--- start of Stored records ---

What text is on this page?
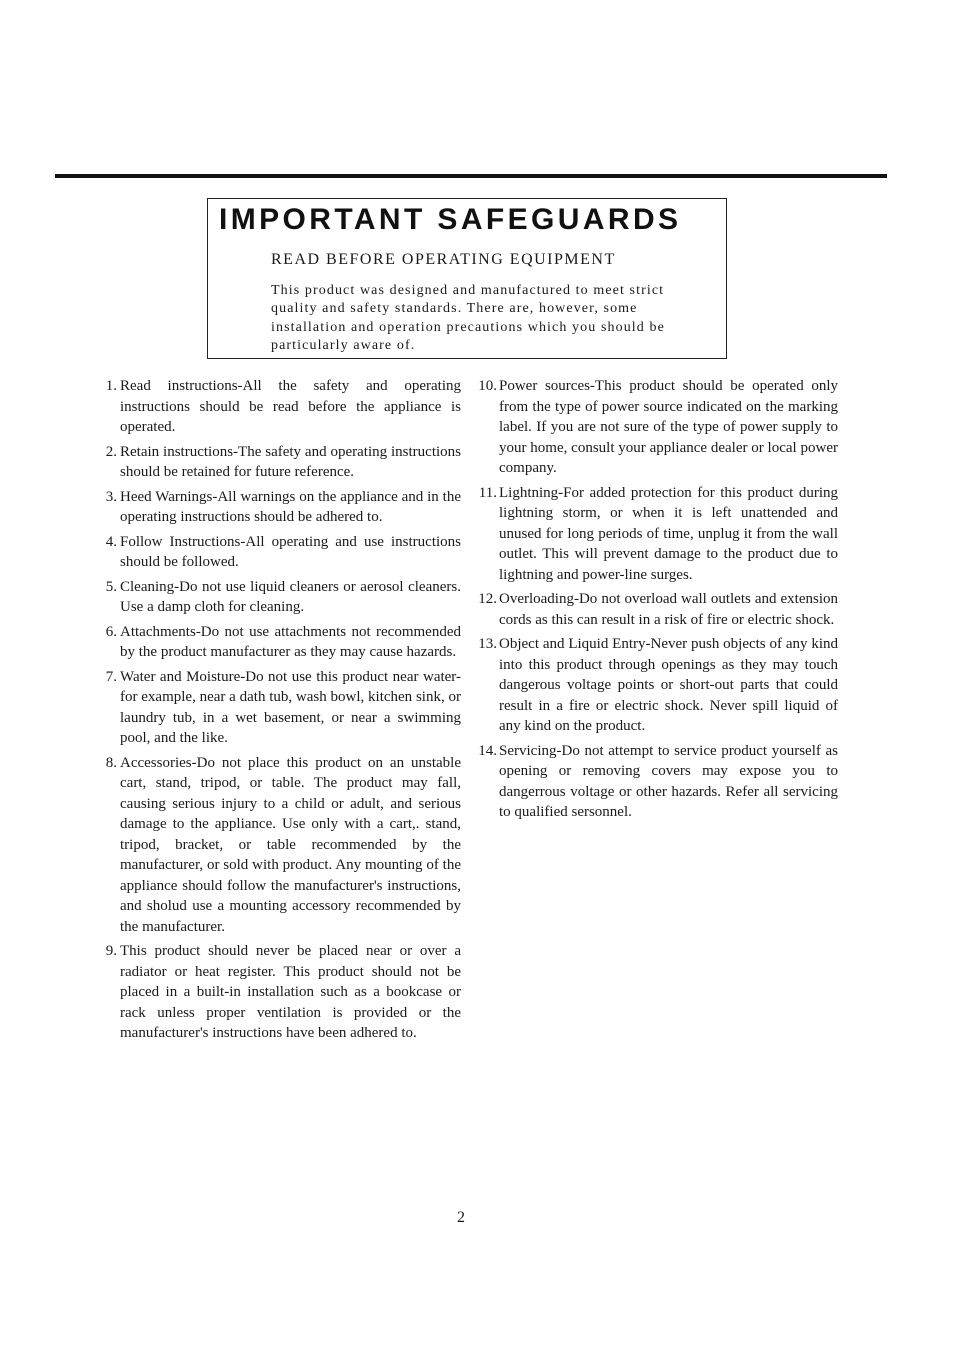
IMPORTANT SAFEGUARDS
READ BEFORE OPERATING EQUIPMENT

This product was designed and manufactured to meet strict quality and safety standards. There are, however, some installation and operation precautions which you should be particularly aware of.

1. Read instructions-All the safety and operating instructions should be read before the appliance is operated.
2. Retain instructions-The safety and operating instructions should be retained for future reference.
3. Heed Warnings-All warnings on the appliance and in the operating instructions should be adhered to.
4. Follow Instructions-All operating and use instructions should be followed.
5. Cleaning-Do not use liquid cleaners or aerosol cleaners. Use a damp cloth for cleaning.
6. Attachments-Do not use attachments not recommended by the product manufacturer as they may cause hazards.
7. Water and Moisture-Do not use this product near water-for example, near a dath tub, wash bowl, kitchen sink, or laundry tub, in a wet basement, or near a swimming pool, and the like.
8. Accessories-Do not place this product on an unstable cart, stand, tripod, or table. The product may fall, causing serious injury to a child or adult, and serious damage to the appliance. Use only with a cart,. stand, tripod, bracket, or table recommended by the manufacturer, or sold with product. Any mounting of the appliance should follow the manufacturer's instructions, and sholud use a mounting accessory recommended by the manufacturer.
9. This product should never be placed near or over a radiator or heat register. This product should not be placed in a built-in installation such as a bookcase or rack unless proper ventilation is provided or the manufacturer's instructions have been adhered to.
10. Power sources-This product should be operated only from the type of power source indicated on the marking label. If you are not sure of the type of power supply to your home, consult your appliance dealer or local power company.
11. Lightning-For added protection for this product during lightning storm, or when it is left unattended and unused for long periods of time, unplug it from the wall outlet. This will prevent damage to the product due to lightning and power-line surges.
12. Overloading-Do not overload wall outlets and extension cords as this can result in a risk of fire or electric shock.
13. Object and Liquid Entry-Never push objects of any kind into this product through openings as they may touch dangerous voltage points or short-out parts that could result in a fire or electric shock. Never spill liquid of any kind on the product.
14. Servicing-Do not attempt to service product yourself as opening or removing covers may expose you to dangerrous voltage or other hazards. Refer all servicing to qualified sersonnel.
2
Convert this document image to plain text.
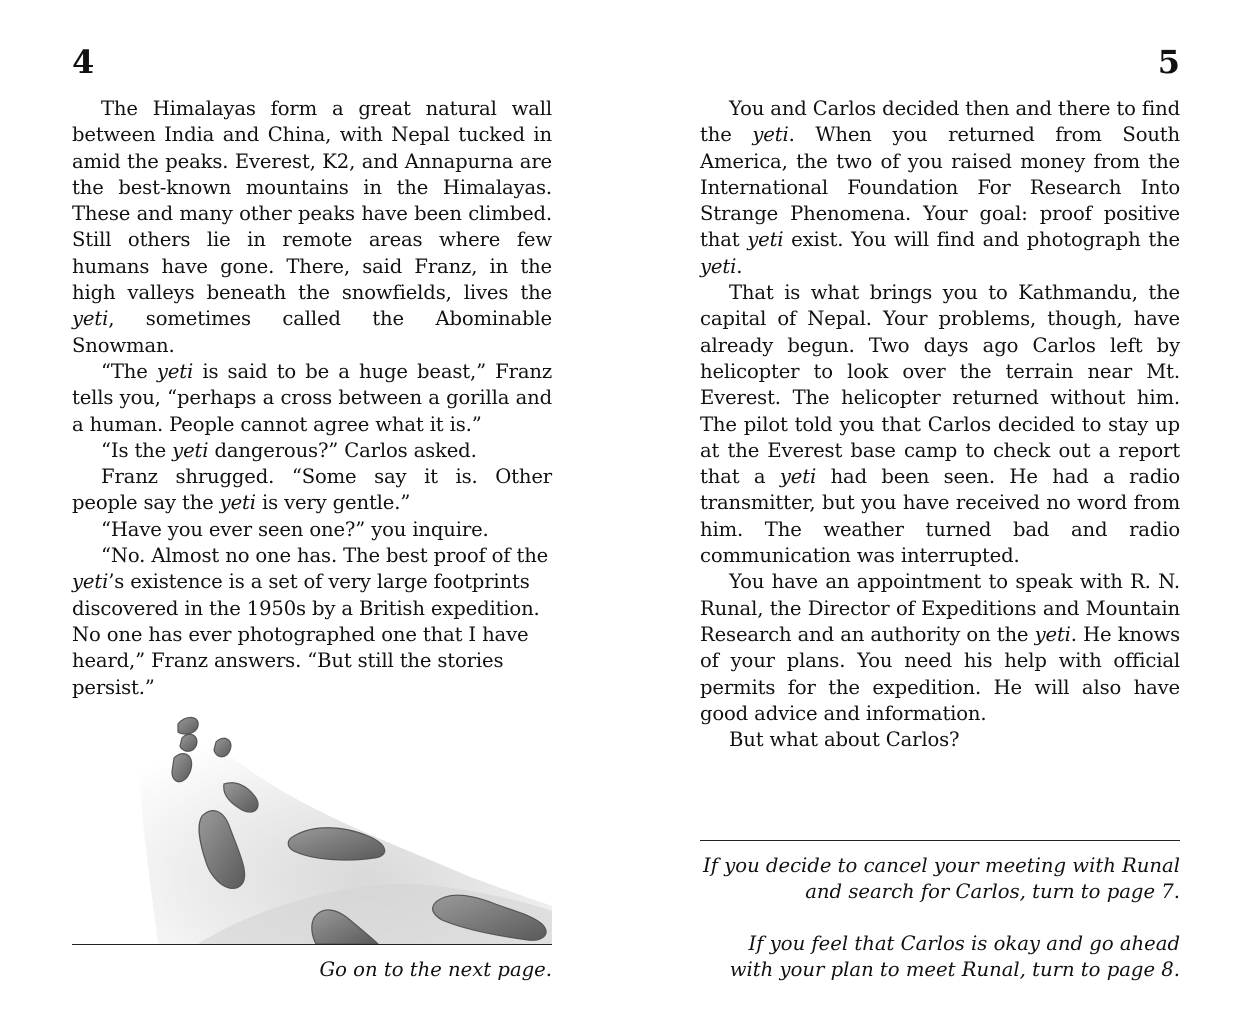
4

The Himalayas form a great natural wall between India and China, with Nepal tucked in amid the peaks. Everest, K2, and Annapurna are the best-known mountains in the Himalayas. These and many other peaks have been climbed. Still others lie in remote areas where few humans have gone. There, said Franz, in the high valleys beneath the snowfields, lives the yeti, sometimes called the Abominable Snowman.

“The yeti is said to be a huge beast,” Franz tells you, “perhaps a cross between a gorilla and a human. People cannot agree what it is.”

“Is the yeti dangerous?” Carlos asked.

Franz shrugged. “Some say it is. Other people say the yeti is very gentle.”

“Have you ever seen one?” you inquire.

“No. Almost no one has. The best proof of the yeti’s existence is a set of very large footprints discovered in the 1950s by a British expedition. No one has ever photographed one that I have heard,” Franz answers. “But still the stories persist.”

Go on to the next page.

5

You and Carlos decided then and there to find the yeti. When you returned from South America, the two of you raised money from the International Foundation For Research Into Strange Phenomena. Your goal: proof positive that yeti exist. You will find and photograph the yeti.

That is what brings you to Kathmandu, the capital of Nepal. Your problems, though, have already begun. Two days ago Carlos left by helicopter to look over the terrain near Mt. Everest. The helicopter returned without him. The pilot told you that Carlos decided to stay up at the Everest base camp to check out a report that a yeti had been seen. He had a radio transmitter, but you have received no word from him. The weather turned bad and radio communication was interrupted.

You have an appointment to speak with R. N. Runal, the Director of Expeditions and Mountain Research and an authority on the yeti. He knows of your plans. You need his help with official permits for the expedition. He will also have good advice and information.

But what about Carlos?

If you decide to cancel your meeting with Runal and search for Carlos, turn to page 7.

If you feel that Carlos is okay and go ahead with your plan to meet Runal, turn to page 8.
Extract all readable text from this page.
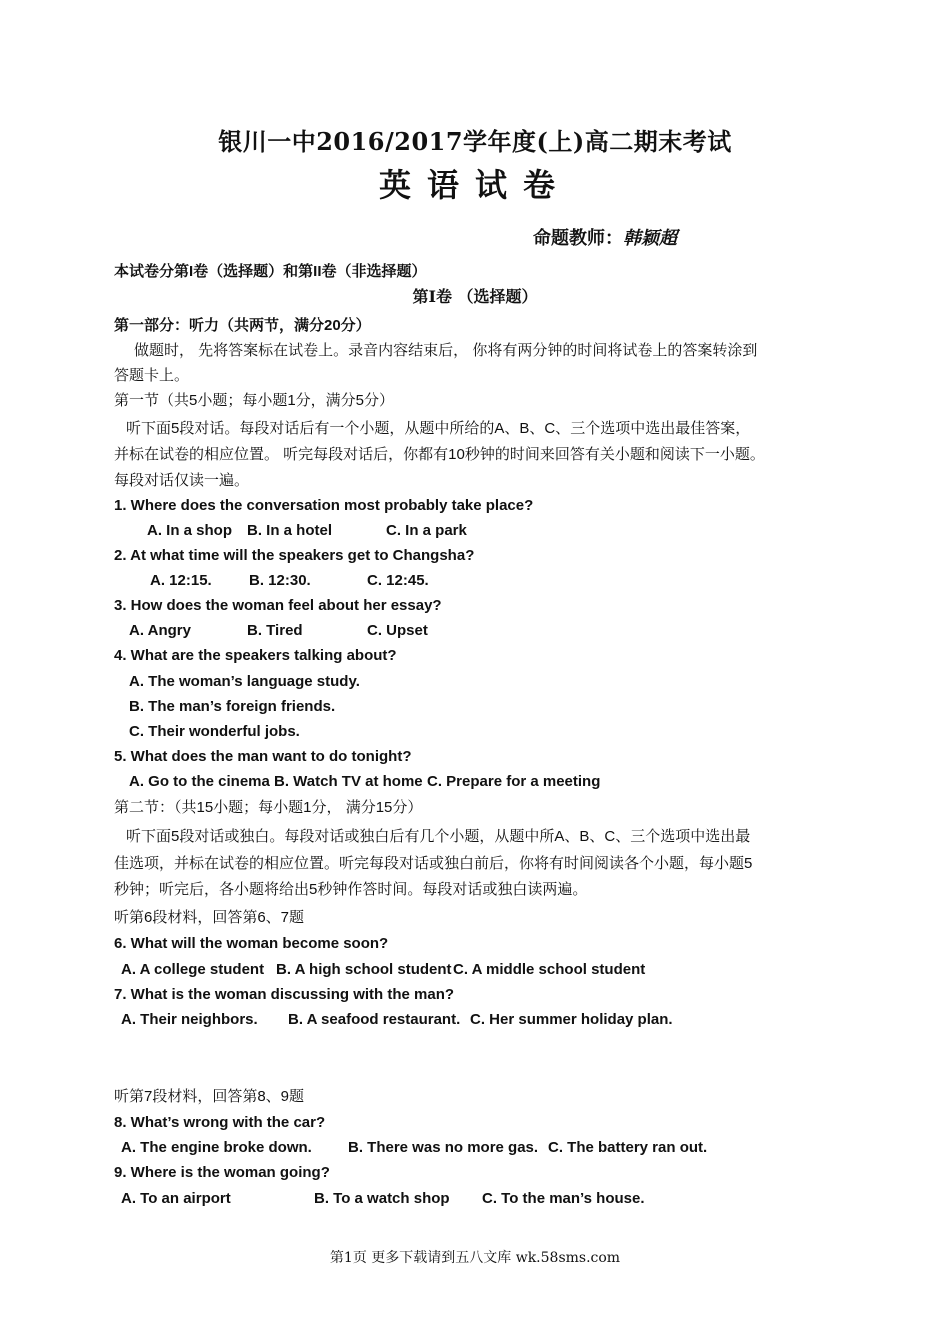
银川一中2016/2017学年度(上)高二期末考试
英语试卷
命题教师：韩颖超
本试卷分第I卷（选择题）和第II卷（非选择题）
第I卷 （选择题）
第一部分：听力（共两节，满分20分）
做题时， 先将答案标在试卷上。录音内容结束后， 你将有两分钟的时间将试卷上的答案转涂到
答题卡上。
第一节（共5小题；每小题1分，满分5分）
听下面5段对话。每段对话后有一个小题，从题中所给的A、B、C、三个选项中选出最佳答案，
并标在试卷的相应位置。 听完每段对话后，你都有10秒钟的时间来回答有关小题和阅读下一小题。
每段对话仅读一遍。
1. Where does the conversation most probably take place?
A. In a shop B. In a hotel	C. In a park
2. At what time will the speakers get to Changsha?
A. 12:15. B. 12:30.	C. 12:45.
3. How does the woman feel about her essay?
A. Angry	B. Tired	C. Upset
4. What are the speakers talking about?
A. The woman’s language study.
B. The man’s foreign friends.
C. Their wonderful jobs.
5. What does the man want to do tonight?
A. Go to the cinema B. Watch TV at home C. Prepare for a meeting
第二节：（共15小题；每小题1分， 满分15分）
听下面5段对话或独白。每段对话或独白后有几个小题，从题中所A、B、C、三个选项中选出最
佳选项，并标在试卷的相应位置。听完每段对话或独白前后，你将有时间阅读各个小题，每小题5
秒钟；听完后，各小题将给出5秒钟作答时间。每段对话或独白读两遍。
听第6段材料，回答第6、7题
6. What will the woman become soon?
A. A college student B. A high school student C. A middle school student
7. What is the woman discussing with the man?
A. Their neighbors. B. A seafood restaurant. C. Her summer holiday plan.
听第7段材料，回答第8、9题
8. What’s wrong with the car?
A. The engine broke down. B. There was no more gas. C. The battery ran out.
9. Where is the woman going?
A. To an airport	B. To a watch shop C. To the man’s house.
第1页 更多下载请到五八文库 wk.58sms.com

--- end of Stored records ---

▶ **Exercise objective**
From the entries, copy out each line containing the word "text".

▶ **Finished answer**
What text is on this page?
Convert this document image to plain text.
Extract all readable text from this page.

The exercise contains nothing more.